───── Reading passage
AVS 58th Annual International Symposium and Exhibition
    Plasma Science and Technology Division Wednesday Sessions
       Session PS+SS-WeM

Invited Paper PS+SS-WeM3
Plasma Diagnostics and Nanoscale Surface Processing - Application to SiO2, High-k PVD and ALD

Wednesday, November 2, 2011, 8:40 am, Room 202

Session: Plasma Surface Interactions (Fundamentals & Applications) I
Presenter: Takeshi Kitajima, National Defense Academy, Japan
Correspondent: Click to Email

Introduction
Reactive plasmas are widely used for surface processings due to its controllable ion energy and radial fluxes.
Nano size feature control with plasma processing requires nonthermal chemistry with low energy ion exposure. Metastable atoms with internal energy of a few eV become important for the quality and throughput of deposition as ion energy is reduced.
Minimizing the processing target to the nanoscale also reveals the new properties of materials interacting with plasmas due to the size effect. Namely, sticking coefficients of radicals on metal significantly increase.
In the presentation, some recent results on metastable radical induced deposition including HfO2 ALD are shown. The latest findings of nano particle interaction with reactive plasmas are introduced for the model case of PVD based HfSiON film growth.
Reactive metastables for oxide growth : SiO2 and HfO2
The density of metastable O(1D) (1.9eV) in Ar-diluted O2 ICP shows maximum at O2 fraction of 1% and the flux shows significant increase due to the reduced quenching by O2. O(1D) density is measured by Vacuum UltraViolet Absorption Spectroscopy (VUVAS). The XPS analysis shows the stoichiometry of the grown SiO2 is comparable to the thermal oxide as well as the electrical breakdown.
The scheme is applied to the plasma enhanced atomic layer deposition (PEALD) of HfO2. The reagent is TEMAH and the oxidant is Ar-diluted O2 ICP. The increased O(1D) flux enables less particle film surface with fewer carbon contamination.
Reactive surface nano particles interacting with plasma : HfSiON growth
Hf nanoparticles self assembled on SiO2/Si(100), origin of HfSiON, have sticking coefficient of N radicals close to 1 in the initial stage of N2 ICP exposure. The reactivity of the nanoparticles with underlying SiO2 is enhanced by the plasma exposure, results in the formation of carbon free HfSiON film.
──────────
According to the plasma diagnostics abstract, at what O2 fraction does the density of metastable O(1D) in Ar-diluted O2 ICP reach its maximum?
───── Entries provided
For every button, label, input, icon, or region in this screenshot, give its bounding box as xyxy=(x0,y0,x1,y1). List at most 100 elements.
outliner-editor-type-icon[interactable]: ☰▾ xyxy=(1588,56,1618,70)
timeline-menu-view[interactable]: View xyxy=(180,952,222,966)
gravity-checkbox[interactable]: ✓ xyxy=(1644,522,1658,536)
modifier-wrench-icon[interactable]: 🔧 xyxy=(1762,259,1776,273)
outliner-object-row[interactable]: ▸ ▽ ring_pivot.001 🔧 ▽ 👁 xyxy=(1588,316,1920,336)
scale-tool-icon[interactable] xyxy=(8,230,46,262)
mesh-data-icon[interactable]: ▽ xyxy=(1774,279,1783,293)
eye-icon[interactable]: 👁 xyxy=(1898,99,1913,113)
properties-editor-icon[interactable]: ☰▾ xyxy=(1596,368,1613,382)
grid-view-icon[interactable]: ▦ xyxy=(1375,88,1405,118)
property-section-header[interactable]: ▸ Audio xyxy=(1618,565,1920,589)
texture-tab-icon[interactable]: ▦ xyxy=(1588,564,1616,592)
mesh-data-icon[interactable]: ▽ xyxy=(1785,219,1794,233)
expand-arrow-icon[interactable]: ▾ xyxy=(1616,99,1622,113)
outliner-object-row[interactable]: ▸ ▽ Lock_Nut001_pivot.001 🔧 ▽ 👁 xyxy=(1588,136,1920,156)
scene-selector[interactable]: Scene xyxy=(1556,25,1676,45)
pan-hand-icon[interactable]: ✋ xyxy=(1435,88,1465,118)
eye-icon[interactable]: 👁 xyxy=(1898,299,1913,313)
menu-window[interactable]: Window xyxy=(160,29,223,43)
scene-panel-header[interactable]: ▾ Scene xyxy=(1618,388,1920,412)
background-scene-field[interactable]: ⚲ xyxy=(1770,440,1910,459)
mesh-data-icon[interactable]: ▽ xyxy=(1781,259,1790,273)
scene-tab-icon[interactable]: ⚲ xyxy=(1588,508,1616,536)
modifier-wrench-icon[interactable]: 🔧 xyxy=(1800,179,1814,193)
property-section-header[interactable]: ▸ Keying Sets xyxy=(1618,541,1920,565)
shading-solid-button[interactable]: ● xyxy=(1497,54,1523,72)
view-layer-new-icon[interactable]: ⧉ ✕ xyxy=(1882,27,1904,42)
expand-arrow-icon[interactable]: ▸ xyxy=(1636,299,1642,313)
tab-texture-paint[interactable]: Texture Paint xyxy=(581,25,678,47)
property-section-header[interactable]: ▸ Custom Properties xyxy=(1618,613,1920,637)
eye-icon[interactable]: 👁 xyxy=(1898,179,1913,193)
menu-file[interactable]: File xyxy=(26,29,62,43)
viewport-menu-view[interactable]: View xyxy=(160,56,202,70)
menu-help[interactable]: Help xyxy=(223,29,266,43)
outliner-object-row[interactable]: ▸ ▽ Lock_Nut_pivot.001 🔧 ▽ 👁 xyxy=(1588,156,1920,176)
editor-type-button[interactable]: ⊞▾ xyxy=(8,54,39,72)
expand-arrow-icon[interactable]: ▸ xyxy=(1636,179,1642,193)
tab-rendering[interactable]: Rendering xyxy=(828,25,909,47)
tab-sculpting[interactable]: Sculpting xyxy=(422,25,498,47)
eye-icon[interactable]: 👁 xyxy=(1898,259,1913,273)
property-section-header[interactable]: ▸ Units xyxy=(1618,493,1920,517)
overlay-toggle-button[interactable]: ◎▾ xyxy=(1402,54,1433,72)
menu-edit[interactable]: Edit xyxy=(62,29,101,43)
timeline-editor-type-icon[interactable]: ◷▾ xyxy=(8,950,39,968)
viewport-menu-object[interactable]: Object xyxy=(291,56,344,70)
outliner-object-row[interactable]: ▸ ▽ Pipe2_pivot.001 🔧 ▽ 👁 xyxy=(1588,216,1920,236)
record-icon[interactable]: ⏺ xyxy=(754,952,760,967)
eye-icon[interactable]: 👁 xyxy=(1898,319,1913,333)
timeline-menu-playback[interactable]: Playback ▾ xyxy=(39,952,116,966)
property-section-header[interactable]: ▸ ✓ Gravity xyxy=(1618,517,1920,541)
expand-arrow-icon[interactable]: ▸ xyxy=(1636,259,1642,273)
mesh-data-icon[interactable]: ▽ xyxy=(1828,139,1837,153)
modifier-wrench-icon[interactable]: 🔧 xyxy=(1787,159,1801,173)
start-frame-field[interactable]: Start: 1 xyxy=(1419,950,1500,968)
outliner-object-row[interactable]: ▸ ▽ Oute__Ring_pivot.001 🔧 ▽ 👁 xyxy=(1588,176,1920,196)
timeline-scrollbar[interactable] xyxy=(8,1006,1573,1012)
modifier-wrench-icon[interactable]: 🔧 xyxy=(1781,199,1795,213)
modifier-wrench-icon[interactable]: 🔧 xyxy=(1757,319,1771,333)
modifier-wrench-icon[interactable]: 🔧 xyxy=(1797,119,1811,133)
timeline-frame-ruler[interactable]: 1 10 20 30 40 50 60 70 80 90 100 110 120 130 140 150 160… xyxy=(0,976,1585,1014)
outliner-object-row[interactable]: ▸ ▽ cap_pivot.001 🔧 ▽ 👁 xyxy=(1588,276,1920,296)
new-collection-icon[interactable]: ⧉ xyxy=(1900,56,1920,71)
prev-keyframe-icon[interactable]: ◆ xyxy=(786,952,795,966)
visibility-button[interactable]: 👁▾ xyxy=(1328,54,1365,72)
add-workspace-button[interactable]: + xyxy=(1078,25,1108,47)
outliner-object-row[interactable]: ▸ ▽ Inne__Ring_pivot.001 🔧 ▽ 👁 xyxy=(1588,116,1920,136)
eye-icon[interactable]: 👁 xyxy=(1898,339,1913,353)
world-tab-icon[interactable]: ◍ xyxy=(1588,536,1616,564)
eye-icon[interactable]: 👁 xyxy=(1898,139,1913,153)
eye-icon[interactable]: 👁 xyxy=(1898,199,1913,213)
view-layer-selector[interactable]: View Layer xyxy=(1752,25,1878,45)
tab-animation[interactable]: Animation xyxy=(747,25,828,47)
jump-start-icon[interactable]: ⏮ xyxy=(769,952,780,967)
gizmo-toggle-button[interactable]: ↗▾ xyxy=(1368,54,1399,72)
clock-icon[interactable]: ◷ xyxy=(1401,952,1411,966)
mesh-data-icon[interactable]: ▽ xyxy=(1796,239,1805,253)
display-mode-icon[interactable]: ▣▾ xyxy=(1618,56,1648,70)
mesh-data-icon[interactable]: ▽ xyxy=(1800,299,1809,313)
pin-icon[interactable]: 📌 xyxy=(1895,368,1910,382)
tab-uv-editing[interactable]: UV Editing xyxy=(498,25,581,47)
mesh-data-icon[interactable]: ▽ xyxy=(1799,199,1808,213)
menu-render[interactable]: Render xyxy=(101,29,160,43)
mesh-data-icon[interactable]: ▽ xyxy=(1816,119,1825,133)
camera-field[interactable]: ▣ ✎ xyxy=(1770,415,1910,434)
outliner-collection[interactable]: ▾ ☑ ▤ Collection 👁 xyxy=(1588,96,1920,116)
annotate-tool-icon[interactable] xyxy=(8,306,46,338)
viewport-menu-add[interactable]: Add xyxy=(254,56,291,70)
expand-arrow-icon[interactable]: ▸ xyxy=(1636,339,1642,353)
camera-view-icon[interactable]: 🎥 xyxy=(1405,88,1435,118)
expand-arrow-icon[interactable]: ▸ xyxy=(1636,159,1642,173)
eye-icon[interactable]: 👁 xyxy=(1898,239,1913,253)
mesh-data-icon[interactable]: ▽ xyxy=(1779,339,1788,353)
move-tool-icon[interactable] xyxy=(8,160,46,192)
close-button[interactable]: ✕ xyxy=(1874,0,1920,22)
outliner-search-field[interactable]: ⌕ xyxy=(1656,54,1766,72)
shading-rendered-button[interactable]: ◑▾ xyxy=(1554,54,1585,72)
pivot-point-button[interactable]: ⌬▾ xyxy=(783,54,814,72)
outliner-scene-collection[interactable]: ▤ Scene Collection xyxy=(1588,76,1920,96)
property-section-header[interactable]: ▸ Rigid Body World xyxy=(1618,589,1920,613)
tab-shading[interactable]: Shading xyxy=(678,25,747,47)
──────────
Response for this exercise: 1%